(Collection entries)
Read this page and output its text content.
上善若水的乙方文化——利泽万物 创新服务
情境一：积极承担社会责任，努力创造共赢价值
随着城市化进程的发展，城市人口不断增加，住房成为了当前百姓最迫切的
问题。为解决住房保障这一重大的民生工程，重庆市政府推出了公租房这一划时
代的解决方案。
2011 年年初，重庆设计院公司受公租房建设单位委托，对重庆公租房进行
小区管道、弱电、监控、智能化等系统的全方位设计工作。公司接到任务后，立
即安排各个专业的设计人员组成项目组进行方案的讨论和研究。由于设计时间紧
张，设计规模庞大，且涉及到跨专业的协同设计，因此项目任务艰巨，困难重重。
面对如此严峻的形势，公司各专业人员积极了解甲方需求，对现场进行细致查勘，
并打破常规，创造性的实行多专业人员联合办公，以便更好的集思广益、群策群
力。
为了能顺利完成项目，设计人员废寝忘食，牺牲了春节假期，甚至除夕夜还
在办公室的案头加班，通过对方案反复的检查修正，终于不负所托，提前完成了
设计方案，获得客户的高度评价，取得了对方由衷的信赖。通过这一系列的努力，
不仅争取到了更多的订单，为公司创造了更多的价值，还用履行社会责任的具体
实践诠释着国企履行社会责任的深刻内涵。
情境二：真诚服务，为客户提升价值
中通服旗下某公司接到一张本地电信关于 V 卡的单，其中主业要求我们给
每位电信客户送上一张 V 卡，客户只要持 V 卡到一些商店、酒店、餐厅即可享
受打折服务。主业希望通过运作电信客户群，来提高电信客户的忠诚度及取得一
...
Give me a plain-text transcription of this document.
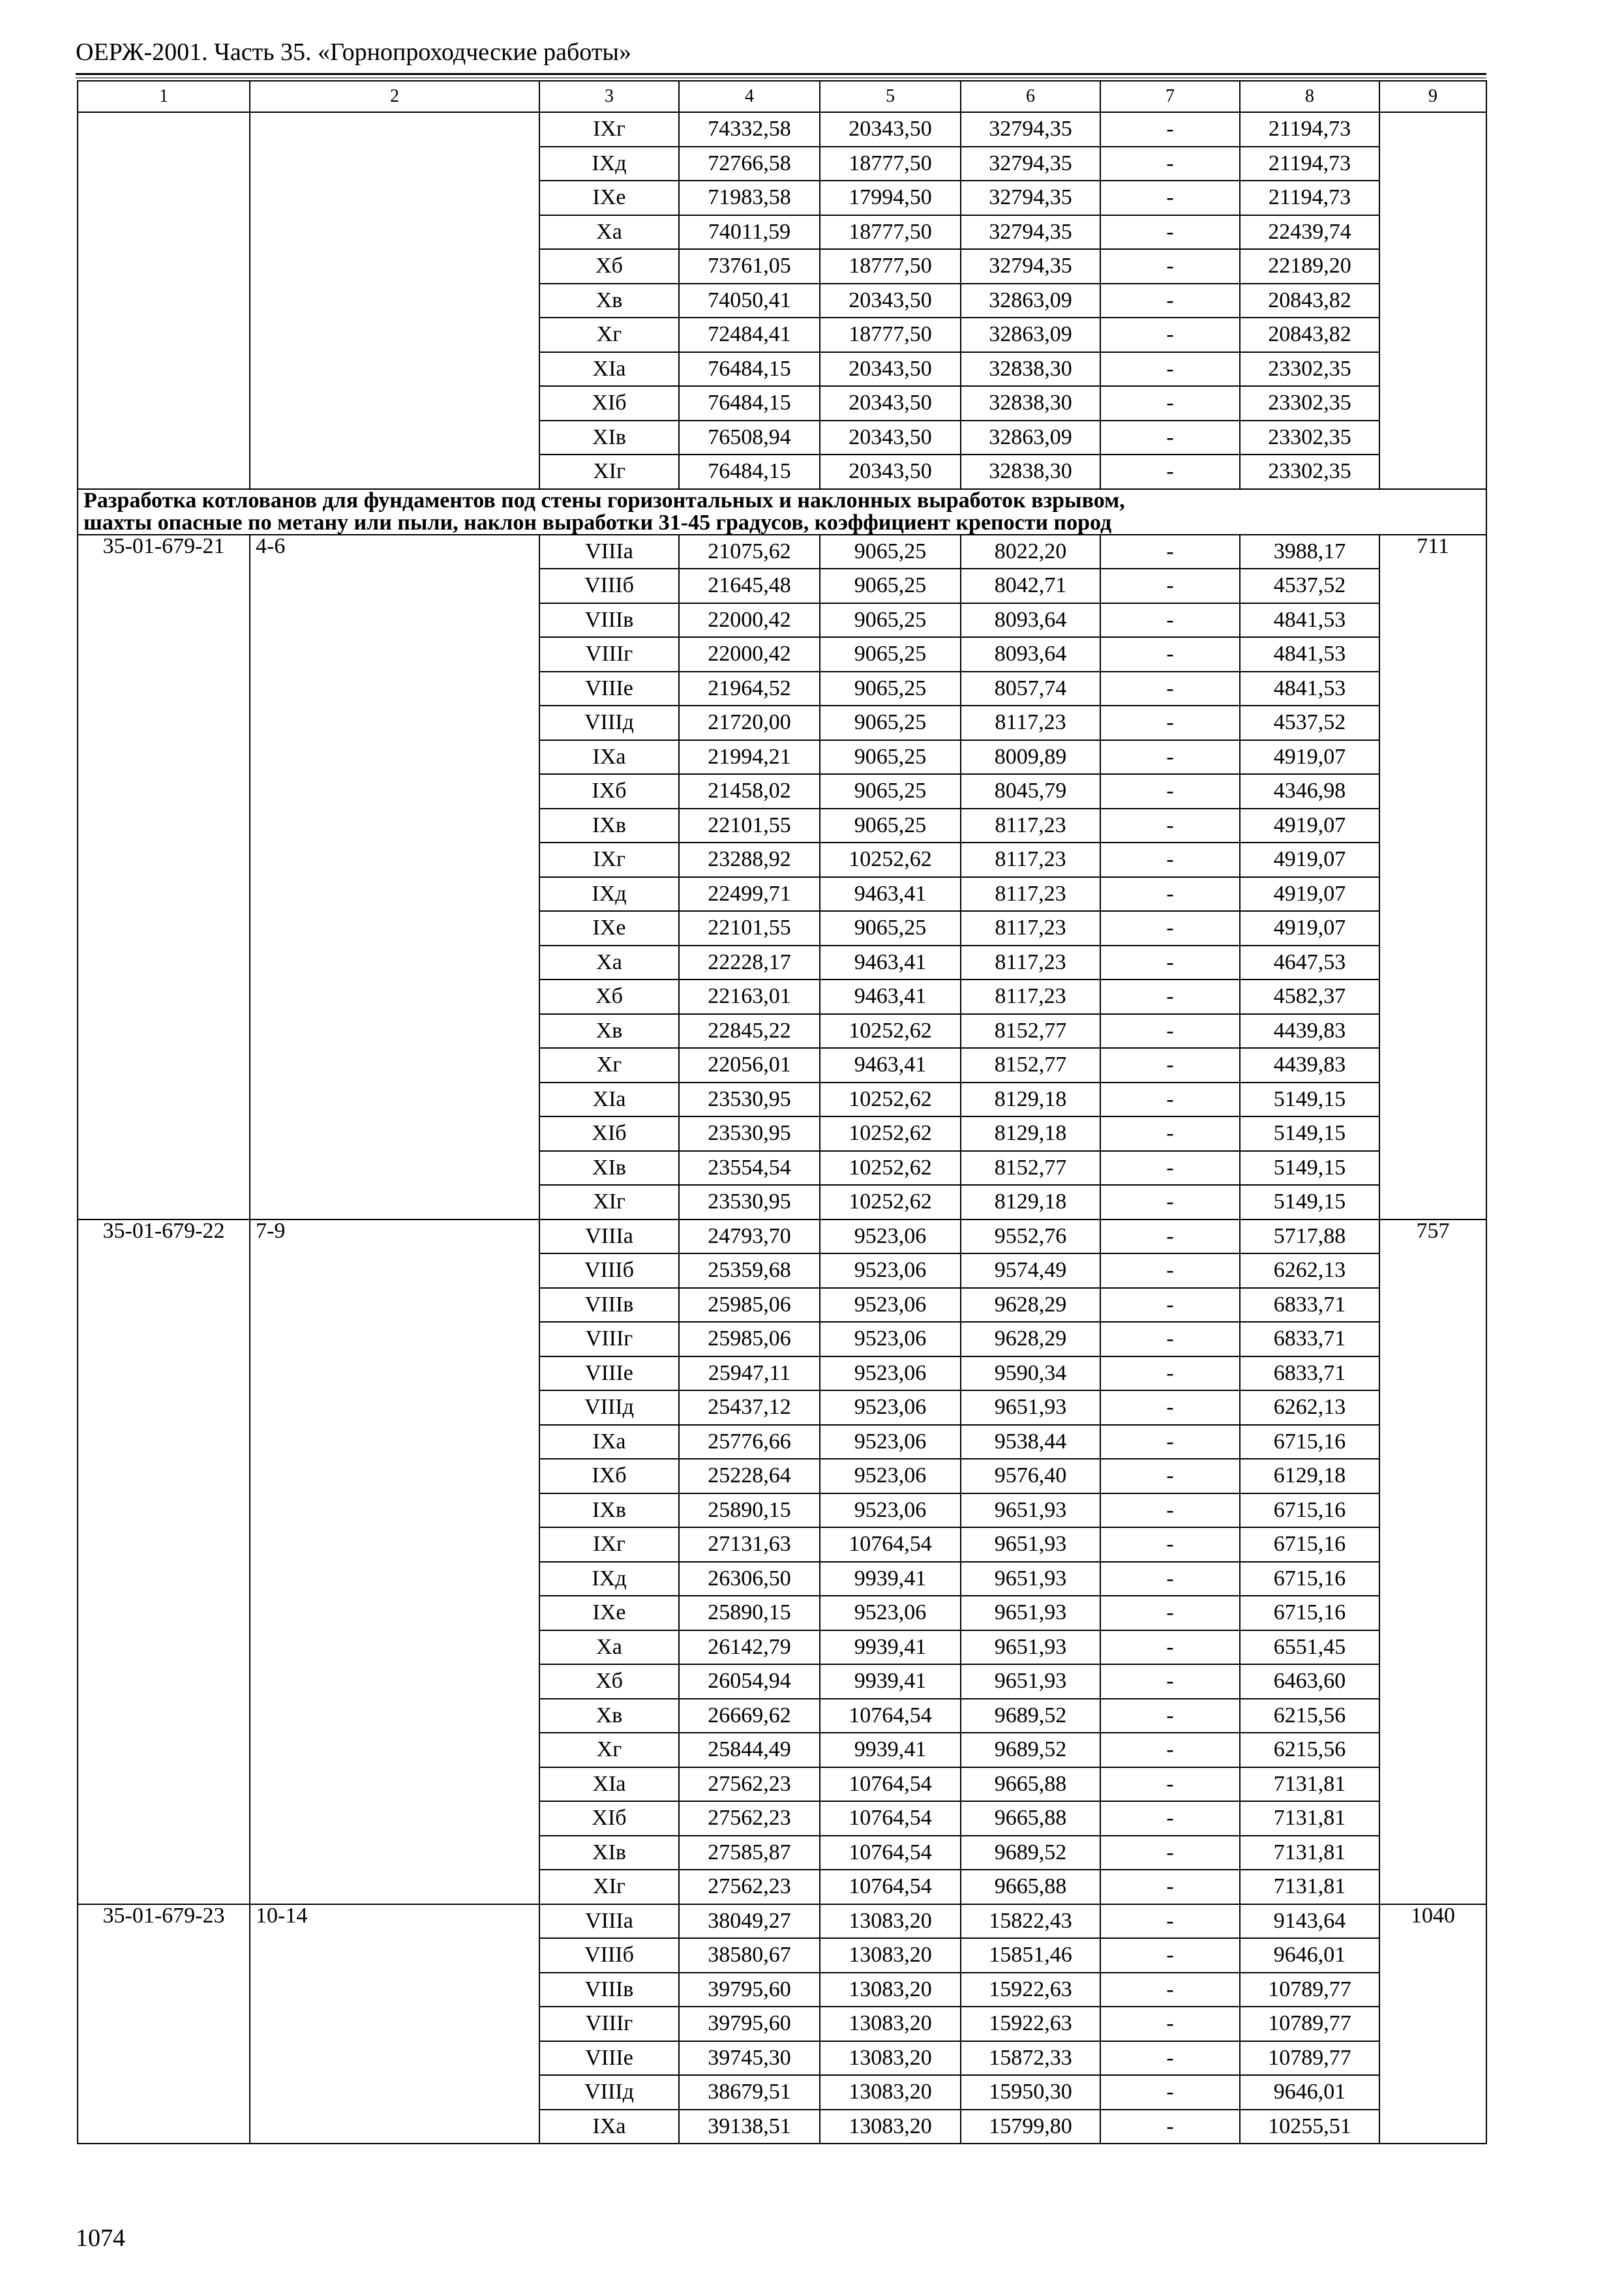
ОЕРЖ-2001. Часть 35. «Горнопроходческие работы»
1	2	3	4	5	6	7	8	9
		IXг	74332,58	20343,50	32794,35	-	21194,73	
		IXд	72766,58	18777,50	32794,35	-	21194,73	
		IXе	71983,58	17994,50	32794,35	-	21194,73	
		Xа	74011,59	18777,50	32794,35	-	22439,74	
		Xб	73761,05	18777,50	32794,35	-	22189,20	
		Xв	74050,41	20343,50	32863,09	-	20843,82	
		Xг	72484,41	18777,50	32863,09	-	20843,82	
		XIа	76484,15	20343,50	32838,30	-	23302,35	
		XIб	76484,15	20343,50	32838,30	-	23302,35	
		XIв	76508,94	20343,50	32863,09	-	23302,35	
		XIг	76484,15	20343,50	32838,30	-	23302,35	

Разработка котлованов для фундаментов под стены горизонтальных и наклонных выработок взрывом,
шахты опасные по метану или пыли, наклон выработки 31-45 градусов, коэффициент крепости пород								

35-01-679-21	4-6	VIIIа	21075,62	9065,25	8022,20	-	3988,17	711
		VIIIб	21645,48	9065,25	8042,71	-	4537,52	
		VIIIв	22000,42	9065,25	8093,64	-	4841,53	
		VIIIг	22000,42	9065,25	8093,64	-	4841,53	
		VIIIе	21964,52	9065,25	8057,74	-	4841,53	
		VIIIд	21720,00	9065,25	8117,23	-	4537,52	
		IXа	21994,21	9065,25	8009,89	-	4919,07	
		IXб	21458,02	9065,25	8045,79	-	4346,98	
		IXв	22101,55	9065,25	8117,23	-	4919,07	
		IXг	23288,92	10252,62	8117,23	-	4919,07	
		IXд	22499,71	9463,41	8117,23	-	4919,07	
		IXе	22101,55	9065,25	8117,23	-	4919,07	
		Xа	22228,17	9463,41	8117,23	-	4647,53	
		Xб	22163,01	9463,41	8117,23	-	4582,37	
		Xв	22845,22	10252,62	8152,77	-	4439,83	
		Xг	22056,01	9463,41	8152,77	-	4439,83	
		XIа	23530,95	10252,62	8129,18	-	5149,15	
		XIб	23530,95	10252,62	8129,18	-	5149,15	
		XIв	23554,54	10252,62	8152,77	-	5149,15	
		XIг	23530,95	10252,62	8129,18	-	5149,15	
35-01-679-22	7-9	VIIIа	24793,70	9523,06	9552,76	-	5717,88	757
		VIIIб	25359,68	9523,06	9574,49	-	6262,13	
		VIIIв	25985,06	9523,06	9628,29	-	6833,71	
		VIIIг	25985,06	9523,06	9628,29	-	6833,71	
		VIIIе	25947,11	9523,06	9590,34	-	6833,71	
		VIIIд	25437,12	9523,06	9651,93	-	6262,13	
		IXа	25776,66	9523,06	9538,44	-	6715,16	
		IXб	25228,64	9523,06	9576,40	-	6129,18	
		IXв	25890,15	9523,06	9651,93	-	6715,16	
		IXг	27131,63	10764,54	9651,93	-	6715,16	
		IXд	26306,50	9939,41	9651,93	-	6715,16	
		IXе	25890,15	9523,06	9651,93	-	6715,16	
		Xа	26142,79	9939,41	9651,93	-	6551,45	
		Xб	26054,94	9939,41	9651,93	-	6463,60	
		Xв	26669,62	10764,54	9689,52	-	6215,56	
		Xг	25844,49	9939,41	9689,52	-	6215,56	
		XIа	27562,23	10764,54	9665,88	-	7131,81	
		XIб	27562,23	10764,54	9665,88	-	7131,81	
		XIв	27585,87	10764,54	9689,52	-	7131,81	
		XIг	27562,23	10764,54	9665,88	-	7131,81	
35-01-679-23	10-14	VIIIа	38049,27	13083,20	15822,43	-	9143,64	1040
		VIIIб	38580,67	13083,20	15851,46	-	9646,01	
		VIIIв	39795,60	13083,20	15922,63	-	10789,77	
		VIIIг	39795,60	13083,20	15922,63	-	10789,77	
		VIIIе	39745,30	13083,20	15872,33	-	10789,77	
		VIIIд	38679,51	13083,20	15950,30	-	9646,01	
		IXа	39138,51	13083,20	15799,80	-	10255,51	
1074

#### Stated goal
Give the number of lines in the data that contain "VIIIб", with no other words.

#### Exercise response
3